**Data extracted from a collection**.
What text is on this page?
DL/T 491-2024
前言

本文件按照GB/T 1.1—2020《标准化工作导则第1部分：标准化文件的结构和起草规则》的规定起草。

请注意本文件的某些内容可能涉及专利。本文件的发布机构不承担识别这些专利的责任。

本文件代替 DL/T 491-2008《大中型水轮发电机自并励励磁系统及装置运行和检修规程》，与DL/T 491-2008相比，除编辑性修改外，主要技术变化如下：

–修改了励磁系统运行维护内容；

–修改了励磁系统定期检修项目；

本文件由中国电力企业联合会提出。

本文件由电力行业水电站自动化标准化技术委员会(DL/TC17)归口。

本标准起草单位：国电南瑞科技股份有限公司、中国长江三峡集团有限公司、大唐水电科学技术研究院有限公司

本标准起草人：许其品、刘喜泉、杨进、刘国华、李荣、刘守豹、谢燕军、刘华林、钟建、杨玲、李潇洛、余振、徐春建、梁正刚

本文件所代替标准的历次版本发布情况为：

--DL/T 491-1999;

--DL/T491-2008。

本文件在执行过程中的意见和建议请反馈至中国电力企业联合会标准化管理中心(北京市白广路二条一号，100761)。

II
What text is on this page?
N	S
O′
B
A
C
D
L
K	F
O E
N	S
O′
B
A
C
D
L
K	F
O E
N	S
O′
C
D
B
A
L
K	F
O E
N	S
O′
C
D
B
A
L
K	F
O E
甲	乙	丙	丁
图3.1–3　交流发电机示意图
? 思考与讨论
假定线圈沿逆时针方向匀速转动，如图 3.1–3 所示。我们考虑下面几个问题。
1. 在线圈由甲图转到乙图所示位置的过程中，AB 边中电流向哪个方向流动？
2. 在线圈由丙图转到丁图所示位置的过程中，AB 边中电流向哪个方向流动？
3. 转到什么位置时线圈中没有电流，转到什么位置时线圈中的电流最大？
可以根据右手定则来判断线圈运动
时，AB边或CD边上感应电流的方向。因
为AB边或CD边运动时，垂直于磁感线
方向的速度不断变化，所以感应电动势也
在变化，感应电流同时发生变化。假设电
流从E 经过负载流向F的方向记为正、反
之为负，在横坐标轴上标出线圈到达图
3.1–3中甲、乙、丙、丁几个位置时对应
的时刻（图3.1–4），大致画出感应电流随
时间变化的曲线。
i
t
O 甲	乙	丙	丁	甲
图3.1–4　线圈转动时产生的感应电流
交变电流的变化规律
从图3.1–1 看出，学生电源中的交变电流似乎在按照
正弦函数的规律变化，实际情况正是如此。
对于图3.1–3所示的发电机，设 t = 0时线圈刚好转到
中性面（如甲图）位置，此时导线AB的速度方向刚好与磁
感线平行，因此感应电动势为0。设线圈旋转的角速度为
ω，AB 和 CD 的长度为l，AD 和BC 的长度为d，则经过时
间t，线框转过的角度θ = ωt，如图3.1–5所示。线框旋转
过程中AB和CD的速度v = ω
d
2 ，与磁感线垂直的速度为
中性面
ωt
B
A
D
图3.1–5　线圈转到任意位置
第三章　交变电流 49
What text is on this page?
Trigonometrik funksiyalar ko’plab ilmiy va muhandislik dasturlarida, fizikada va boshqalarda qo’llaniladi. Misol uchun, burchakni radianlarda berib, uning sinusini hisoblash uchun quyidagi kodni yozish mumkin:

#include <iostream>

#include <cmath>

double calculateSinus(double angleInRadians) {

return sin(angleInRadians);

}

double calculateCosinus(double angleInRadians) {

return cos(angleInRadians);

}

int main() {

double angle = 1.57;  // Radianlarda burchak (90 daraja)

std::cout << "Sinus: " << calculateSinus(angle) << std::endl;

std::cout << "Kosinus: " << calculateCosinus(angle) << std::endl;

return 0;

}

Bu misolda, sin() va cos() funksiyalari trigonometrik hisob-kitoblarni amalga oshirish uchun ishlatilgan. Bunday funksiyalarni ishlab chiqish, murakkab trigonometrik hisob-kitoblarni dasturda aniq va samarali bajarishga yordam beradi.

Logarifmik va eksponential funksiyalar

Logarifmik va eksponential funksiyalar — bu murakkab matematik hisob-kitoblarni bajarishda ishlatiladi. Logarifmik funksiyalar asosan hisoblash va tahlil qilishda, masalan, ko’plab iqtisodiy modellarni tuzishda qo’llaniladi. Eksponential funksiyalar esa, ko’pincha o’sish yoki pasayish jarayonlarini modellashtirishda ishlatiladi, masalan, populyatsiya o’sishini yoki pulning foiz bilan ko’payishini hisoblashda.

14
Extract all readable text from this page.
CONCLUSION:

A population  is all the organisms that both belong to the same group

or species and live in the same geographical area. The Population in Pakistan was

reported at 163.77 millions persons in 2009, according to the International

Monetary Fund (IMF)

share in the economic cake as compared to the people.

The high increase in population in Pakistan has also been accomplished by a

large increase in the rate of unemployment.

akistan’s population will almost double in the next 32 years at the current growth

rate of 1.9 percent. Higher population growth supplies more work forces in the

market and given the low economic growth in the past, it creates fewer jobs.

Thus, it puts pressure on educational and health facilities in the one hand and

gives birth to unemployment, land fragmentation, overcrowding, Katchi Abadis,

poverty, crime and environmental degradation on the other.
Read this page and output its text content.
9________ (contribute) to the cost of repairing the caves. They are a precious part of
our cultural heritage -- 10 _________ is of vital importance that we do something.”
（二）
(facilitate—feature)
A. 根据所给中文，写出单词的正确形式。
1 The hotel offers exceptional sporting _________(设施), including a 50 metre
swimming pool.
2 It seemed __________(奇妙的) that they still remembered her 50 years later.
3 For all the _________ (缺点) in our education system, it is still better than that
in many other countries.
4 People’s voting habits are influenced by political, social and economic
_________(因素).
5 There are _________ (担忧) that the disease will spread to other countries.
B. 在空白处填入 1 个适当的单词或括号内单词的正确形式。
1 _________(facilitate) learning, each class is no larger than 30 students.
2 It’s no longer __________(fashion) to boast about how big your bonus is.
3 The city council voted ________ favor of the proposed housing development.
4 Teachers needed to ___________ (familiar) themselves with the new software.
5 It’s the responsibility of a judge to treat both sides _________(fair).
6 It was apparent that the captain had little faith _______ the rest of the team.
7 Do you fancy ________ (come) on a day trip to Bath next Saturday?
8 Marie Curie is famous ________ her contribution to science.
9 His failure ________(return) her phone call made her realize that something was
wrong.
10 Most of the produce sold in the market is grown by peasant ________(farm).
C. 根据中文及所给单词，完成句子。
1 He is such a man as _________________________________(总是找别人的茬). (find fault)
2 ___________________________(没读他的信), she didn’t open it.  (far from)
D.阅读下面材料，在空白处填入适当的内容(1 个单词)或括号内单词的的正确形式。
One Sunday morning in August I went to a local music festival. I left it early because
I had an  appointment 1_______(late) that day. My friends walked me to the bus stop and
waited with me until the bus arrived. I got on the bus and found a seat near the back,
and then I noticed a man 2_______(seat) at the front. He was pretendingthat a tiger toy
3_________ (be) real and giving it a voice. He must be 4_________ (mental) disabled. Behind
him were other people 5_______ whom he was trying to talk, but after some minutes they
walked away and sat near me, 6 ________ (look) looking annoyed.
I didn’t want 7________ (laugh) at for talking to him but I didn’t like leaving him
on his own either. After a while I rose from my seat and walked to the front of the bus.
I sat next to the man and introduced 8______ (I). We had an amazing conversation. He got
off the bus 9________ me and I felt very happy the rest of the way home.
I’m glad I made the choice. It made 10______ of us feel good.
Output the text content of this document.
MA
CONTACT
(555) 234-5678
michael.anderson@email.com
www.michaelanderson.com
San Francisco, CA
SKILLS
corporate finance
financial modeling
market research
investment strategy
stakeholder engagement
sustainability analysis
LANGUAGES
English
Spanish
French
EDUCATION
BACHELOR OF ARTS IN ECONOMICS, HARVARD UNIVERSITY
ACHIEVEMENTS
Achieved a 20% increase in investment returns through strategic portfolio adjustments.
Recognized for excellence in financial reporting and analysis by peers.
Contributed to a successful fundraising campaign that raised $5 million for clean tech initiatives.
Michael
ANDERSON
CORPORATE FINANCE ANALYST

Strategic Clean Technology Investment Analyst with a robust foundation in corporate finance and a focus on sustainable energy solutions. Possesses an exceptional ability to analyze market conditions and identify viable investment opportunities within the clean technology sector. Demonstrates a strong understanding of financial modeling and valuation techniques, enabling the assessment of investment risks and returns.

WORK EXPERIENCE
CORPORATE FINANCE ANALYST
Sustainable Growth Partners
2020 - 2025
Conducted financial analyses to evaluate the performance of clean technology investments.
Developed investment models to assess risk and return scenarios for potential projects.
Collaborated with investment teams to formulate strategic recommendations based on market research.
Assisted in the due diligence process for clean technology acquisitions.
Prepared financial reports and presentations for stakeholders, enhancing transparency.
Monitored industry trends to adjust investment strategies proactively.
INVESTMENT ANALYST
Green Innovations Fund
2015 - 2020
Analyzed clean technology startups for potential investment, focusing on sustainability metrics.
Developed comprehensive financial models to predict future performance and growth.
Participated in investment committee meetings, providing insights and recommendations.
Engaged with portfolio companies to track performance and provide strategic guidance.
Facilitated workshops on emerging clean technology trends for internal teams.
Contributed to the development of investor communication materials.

**WORK TO BE COMPLETED**. Return each line of the data that contains the string "increase".

**ANSWER TO THE TASK**.
The high increase in population in Pakistan has also been accomplished by a
large increase in the rate of unemployment.
Achieved a 20% increase in investment returns through strategic portfolio adjustments.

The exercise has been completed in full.